Transcribe each line exactly.

Figure record listings
↓↓↓
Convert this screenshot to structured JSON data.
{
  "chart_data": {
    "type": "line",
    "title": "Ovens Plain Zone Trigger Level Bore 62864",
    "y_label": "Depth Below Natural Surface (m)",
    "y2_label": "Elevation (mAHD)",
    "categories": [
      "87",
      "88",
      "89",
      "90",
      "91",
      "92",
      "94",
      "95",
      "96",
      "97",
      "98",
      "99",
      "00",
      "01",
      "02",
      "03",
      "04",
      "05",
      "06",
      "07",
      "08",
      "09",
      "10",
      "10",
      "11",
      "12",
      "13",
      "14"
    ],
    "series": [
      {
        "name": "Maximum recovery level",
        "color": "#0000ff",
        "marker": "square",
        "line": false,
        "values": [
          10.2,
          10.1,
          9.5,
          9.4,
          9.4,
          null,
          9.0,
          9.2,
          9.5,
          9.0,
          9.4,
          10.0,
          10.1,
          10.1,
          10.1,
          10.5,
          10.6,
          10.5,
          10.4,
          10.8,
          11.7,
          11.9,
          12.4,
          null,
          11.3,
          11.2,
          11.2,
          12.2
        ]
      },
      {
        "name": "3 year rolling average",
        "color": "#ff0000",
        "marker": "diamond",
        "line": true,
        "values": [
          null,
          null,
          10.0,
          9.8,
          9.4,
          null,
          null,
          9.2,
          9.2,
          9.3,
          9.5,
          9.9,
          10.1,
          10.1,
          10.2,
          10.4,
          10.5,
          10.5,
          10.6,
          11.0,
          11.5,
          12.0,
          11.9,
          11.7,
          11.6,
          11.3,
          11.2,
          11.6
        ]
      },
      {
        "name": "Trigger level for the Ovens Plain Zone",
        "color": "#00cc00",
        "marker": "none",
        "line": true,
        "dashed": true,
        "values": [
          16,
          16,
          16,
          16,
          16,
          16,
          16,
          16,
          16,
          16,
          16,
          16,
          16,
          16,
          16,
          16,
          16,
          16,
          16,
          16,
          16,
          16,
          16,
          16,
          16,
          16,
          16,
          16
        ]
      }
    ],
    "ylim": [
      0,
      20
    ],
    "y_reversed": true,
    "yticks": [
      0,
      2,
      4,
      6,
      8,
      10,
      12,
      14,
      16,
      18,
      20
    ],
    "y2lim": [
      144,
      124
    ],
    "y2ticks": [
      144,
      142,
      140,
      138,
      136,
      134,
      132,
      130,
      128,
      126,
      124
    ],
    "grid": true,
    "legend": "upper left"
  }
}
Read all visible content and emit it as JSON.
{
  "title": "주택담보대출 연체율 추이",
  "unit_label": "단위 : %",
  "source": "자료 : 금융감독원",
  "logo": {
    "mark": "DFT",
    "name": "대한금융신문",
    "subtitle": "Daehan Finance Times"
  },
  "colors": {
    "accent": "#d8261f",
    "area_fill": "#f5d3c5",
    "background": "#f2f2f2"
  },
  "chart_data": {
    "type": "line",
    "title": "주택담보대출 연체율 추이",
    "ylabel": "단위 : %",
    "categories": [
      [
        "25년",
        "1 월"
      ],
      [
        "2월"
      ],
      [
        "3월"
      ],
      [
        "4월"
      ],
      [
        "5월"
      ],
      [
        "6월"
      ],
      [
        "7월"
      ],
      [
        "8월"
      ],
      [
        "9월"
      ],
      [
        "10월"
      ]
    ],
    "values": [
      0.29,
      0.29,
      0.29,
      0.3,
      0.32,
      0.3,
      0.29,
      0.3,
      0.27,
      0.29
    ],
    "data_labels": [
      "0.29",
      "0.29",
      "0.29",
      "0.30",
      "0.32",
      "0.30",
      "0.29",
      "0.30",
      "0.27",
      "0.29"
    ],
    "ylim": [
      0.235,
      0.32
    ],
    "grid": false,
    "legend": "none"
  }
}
↑↑↑
Correct result
Convert this screenshot to structured JSON data.
{
  "chart_data": {
    "type": "line",
    "title": "Ovens Plain Zone Trigger Level Bore 62864",
    "y_label": "Depth Below Natural Surface (m)",
    "y2_label": "Elevation (mAHD)",
    "categories": [
      "87",
      "88",
      "89",
      "90",
      "91",
      "92",
      "94",
      "95",
      "96",
      "97",
      "98",
      "99",
      "00",
      "01",
      "02",
      "03",
      "04",
      "05",
      "06",
      "07",
      "08",
      "09",
      "10",
      "10",
      "11",
      "12",
      "13",
      "14"
    ],
    "series": [
      {
        "name": "Maximum recovery level",
        "color": "#0000ff",
        "marker": "square",
        "line": false,
        "values": [
          10.2,
          10.1,
          9.5,
          9.4,
          9.4,
          null,
          9.0,
          9.2,
          9.5,
          9.0,
          9.4,
          10.0,
          10.1,
          10.1,
          10.1,
          10.5,
          10.6,
          10.5,
          10.4,
          10.8,
          11.7,
          11.9,
          12.4,
          null,
          11.3,
          11.2,
          11.2,
          12.2
        ]
      },
      {
        "name": "3 year rolling average",
        "color": "#ff0000",
        "marker": "diamond",
        "line": true,
        "values": [
          null,
          null,
          10.0,
          9.8,
          9.4,
          null,
          null,
          9.2,
          9.2,
          9.3,
          9.5,
          9.9,
          10.1,
          10.1,
          10.2,
          10.4,
          10.5,
          10.5,
          10.6,
          11.0,
          11.5,
          12.0,
          11.9,
          11.7,
          11.6,
          11.3,
          11.2,
          11.6
        ]
      },
      {
        "name": "Trigger level for the Ovens Plain Zone",
        "color": "#00cc00",
        "marker": "none",
        "line": true,
        "dashed": true,
        "values": [
          16,
          16,
          16,
          16,
          16,
          16,
          16,
          16,
          16,
          16,
          16,
          16,
          16,
          16,
          16,
          16,
          16,
          16,
          16,
          16,
          16,
          16,
          16,
          16,
          16,
          16,
          16,
          16
        ]
      }
    ],
    "ylim": [
      0,
      20
    ],
    "y_reversed": true,
    "yticks": [
      0,
      2,
      4,
      6,
      8,
      10,
      12,
      14,
      16,
      18,
      20
    ],
    "y2lim": [
      144,
      124
    ],
    "y2ticks": [
      144,
      142,
      140,
      138,
      136,
      134,
      132,
      130,
      128,
      126,
      124
    ],
    "grid": true,
    "legend": "upper left"
  }
}
Read all visible content and emit it as JSON.
{
  "title": "주택담보대출 연체율 추이",
  "unit_label": "단위 : %",
  "source": "자료 : 금융감독원",
  "logo": {
    "mark": "DFT",
    "name": "대한금융신문",
    "subtitle": "Daehan Finance Times"
  },
  "colors": {
    "accent": "#d8261f",
    "area_fill": "#f5d3c5",
    "background": "#f2f2f2"
  },
  "chart_data": {
    "type": "line",
    "title": "주택담보대출 연체율 추이",
    "ylabel": "단위 : %",
    "categories": [
      [
        "25년",
        "1 월"
      ],
      [
        "2월"
      ],
      [
        "3월"
      ],
      [
        "4월"
      ],
      [
        "5월"
      ],
      [
        "6월"
      ],
      [
        "7월"
      ],
      [
        "8월"
      ],
      [
        "9월"
      ],
      [
        "10월"
      ]
    ],
    "values": [
      0.29,
      0.29,
      0.29,
      0.3,
      0.32,
      0.3,
      0.29,
      0.3,
      0.27,
      0.29
    ],
    "data_labels": [
      "0.29",
      "0.29",
      "0.29",
      "0.30",
      "0.32",
      "0.30",
      "0.29",
      "0.30",
      "0.27",
      "0.29"
    ],
    "ylim": [
      0.235,
      0.32
    ],
    "grid": false,
    "legend": "none"
  }
}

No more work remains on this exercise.